What you will do ▸ Using the Atari world model description below, decide whether each statement agrees with it: (a) the CNN encoder has 1.88M parameters and was trained for 30 epochs; (b) the HRVQ has 512 codes per layer; (c) the encoder's game state correlation is lower than DINOv2's. Answer each with yes or no, and quote the description's deciding words.

A lightweight world model pipeline for sample-efficient Atari control on a single GPU. Combines a trained CNN encoder, 3-layer Hierarchical Residual Vector Quantizer, and a hierarchical transformer with each component validated independently before integration. Research engineering project exploring whether discrete hierarchical representations enable cross-game transfer in model-based RL.
Atari Frames (4×84×84) → CNN Encoder (1.88M params) → 384D Embeddings
→ 3-Layer HRVQ (256 codes/layer) → Discrete Tokens
→ Hierarchical Transformer World Model (11M params)
→ Imagination Rollouts → Policy Optimization
CNN Encoder (1.88M params, 30 epochs):
- Temporal consistency: 0.260 (consecutive frames 74% closer than random)
- Embedding diversity: 1.411 (no mode collapse)
- Game state correlation: 0.267 (3x better than DINOv2's 0.08)

Dataset extract ▸

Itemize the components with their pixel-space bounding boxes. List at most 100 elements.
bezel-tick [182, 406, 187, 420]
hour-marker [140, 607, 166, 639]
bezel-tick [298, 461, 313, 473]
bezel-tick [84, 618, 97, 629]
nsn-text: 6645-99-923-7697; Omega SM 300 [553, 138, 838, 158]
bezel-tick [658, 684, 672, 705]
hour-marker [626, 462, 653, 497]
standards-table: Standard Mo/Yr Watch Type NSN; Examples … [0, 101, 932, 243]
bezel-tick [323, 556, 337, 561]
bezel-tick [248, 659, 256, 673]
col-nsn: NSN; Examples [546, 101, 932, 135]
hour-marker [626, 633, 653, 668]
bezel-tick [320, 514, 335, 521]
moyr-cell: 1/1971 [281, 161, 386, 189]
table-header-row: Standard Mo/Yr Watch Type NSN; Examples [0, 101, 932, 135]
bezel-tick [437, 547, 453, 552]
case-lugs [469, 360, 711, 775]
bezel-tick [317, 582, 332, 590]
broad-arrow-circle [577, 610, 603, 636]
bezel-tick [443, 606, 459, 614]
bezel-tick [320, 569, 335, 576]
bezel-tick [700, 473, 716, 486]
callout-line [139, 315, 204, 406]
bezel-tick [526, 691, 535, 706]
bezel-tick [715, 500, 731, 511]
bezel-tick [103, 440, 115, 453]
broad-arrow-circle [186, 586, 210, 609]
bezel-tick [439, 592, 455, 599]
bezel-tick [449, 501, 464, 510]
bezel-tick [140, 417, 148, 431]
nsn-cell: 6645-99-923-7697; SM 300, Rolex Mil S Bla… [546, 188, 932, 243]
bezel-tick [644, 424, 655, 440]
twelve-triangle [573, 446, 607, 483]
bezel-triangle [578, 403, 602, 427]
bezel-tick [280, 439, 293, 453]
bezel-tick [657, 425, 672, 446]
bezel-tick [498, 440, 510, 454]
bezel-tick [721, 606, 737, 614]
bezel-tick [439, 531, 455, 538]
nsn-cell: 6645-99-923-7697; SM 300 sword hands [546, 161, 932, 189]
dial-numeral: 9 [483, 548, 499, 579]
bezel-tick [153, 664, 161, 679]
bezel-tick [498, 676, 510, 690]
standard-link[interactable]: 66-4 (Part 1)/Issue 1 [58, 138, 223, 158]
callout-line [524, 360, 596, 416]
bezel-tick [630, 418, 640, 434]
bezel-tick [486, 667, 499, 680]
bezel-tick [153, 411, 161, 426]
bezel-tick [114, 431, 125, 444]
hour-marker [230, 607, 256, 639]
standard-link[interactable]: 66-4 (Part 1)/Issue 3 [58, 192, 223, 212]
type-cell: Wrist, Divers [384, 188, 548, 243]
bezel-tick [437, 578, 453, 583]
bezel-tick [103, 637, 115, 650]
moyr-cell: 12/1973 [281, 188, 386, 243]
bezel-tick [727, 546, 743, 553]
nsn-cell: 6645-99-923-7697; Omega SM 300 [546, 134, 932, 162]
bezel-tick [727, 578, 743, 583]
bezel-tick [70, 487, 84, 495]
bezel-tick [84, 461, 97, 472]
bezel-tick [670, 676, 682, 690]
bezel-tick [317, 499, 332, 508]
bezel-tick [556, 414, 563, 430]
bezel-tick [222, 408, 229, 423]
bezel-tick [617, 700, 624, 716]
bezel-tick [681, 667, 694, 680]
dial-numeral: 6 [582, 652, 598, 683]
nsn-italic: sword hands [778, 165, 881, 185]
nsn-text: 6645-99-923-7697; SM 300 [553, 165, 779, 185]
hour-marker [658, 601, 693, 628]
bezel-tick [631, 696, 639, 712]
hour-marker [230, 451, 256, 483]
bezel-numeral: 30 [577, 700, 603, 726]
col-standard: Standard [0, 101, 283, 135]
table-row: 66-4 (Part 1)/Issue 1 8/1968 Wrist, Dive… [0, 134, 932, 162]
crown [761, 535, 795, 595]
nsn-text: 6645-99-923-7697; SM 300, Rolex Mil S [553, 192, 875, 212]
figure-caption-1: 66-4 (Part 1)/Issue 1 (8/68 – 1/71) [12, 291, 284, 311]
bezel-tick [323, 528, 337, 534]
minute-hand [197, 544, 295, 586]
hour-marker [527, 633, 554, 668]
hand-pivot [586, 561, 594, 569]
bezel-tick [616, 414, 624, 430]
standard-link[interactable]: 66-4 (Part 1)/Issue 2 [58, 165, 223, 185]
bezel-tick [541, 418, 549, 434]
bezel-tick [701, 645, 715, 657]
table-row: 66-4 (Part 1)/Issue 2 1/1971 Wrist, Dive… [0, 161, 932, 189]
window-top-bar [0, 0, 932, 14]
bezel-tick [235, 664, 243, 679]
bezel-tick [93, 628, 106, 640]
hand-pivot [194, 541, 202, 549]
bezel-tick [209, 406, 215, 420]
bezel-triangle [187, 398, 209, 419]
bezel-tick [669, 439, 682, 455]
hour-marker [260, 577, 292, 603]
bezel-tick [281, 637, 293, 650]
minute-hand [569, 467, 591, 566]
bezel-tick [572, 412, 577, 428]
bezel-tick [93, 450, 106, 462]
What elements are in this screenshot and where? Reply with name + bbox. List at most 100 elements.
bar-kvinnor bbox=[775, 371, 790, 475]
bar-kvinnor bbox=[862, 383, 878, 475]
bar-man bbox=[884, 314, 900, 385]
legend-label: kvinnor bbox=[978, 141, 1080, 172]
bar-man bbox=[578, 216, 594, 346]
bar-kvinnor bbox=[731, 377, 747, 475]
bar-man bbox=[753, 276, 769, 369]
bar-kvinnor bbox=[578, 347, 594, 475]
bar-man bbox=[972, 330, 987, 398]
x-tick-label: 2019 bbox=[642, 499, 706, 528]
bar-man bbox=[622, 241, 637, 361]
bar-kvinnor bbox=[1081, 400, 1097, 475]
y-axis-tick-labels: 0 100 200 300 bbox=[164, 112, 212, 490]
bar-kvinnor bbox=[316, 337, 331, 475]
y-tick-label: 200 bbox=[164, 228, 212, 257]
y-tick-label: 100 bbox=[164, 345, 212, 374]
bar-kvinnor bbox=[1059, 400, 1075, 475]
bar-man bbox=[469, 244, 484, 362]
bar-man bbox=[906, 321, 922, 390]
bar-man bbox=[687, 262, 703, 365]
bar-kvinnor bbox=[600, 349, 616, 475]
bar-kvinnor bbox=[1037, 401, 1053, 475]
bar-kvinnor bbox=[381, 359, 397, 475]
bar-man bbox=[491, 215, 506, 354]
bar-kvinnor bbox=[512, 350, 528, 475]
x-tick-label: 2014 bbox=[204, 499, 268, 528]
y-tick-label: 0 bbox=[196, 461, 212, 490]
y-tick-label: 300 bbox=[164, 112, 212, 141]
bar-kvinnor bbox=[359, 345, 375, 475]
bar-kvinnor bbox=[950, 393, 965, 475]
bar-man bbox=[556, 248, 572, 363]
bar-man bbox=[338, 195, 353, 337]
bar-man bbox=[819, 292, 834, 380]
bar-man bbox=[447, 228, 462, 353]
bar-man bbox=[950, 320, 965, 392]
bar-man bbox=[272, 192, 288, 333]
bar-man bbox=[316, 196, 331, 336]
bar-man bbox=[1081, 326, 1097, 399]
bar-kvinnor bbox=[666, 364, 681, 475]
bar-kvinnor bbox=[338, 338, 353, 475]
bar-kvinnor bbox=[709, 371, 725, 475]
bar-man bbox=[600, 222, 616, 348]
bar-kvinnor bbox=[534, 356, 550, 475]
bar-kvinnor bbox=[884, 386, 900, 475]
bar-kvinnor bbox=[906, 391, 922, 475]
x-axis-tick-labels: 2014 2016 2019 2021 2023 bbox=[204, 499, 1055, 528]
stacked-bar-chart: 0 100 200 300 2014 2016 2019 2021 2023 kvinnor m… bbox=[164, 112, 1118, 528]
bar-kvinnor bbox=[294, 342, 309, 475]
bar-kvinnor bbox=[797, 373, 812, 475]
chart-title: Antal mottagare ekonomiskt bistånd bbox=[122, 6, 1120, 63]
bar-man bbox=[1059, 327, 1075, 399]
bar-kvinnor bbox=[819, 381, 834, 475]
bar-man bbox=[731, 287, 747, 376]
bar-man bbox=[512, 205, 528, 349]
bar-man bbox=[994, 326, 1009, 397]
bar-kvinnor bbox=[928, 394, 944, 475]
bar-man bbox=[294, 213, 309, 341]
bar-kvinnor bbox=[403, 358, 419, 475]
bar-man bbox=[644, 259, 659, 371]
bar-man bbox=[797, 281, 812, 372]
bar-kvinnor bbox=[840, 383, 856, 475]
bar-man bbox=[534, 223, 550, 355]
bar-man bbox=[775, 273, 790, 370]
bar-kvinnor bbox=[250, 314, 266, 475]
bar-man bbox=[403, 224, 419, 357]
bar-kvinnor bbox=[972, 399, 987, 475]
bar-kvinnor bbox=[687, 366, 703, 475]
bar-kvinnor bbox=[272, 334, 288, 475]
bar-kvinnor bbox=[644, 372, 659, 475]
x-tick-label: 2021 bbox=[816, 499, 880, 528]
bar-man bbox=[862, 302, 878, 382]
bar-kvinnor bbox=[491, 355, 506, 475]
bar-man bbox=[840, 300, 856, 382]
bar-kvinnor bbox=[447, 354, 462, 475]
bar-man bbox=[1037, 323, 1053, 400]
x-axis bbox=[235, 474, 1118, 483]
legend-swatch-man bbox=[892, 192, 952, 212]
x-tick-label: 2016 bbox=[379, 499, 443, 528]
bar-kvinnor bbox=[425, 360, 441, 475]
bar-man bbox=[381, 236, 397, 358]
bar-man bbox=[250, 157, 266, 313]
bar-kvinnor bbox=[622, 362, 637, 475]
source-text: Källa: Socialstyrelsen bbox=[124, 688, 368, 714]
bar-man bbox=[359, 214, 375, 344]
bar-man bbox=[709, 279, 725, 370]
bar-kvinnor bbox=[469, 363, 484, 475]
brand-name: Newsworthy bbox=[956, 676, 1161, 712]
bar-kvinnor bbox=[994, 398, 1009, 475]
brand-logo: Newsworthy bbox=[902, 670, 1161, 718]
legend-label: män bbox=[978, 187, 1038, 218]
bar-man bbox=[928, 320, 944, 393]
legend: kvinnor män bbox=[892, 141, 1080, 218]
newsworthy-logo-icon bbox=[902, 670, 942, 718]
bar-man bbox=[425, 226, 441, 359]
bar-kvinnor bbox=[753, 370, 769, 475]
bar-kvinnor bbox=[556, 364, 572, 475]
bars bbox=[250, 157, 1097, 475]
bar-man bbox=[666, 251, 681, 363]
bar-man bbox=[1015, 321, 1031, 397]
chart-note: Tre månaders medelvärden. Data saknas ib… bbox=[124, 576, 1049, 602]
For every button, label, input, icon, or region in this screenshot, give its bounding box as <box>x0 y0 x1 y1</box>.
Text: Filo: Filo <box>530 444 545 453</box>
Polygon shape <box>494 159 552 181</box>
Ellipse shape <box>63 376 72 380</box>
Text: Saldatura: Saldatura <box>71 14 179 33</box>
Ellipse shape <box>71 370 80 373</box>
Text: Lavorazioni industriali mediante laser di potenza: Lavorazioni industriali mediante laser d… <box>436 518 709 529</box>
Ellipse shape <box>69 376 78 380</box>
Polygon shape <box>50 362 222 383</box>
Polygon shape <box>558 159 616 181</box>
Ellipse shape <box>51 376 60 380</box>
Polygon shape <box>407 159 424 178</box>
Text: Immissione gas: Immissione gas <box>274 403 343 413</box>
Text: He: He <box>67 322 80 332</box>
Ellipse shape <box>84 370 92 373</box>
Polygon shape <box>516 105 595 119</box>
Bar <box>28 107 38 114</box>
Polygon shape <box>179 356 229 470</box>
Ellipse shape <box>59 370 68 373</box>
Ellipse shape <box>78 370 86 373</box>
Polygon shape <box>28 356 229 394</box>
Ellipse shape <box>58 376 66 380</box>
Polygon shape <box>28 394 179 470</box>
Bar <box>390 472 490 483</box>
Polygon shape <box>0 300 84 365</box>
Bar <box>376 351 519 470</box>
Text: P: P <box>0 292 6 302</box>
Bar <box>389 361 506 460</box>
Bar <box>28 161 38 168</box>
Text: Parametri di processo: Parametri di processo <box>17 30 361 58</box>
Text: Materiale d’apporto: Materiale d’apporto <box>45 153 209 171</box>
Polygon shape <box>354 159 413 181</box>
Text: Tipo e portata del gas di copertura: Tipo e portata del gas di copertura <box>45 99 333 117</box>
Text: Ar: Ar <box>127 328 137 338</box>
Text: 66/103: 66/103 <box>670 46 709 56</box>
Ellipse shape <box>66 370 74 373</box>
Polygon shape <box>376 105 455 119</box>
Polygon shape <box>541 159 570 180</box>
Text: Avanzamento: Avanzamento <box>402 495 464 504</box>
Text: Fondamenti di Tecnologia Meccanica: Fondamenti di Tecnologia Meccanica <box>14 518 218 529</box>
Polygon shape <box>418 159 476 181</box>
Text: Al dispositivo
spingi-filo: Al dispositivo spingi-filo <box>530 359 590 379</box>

Result of the task ▸
(a) Yes: "CNN Encoder (1.88M params, 30 epochs):"
(b) No: "3-Layer HRVQ (256 codes/layer)"
(c) No: "Game state correlation: 0.267 (3x better than DINOv2's 0.08)"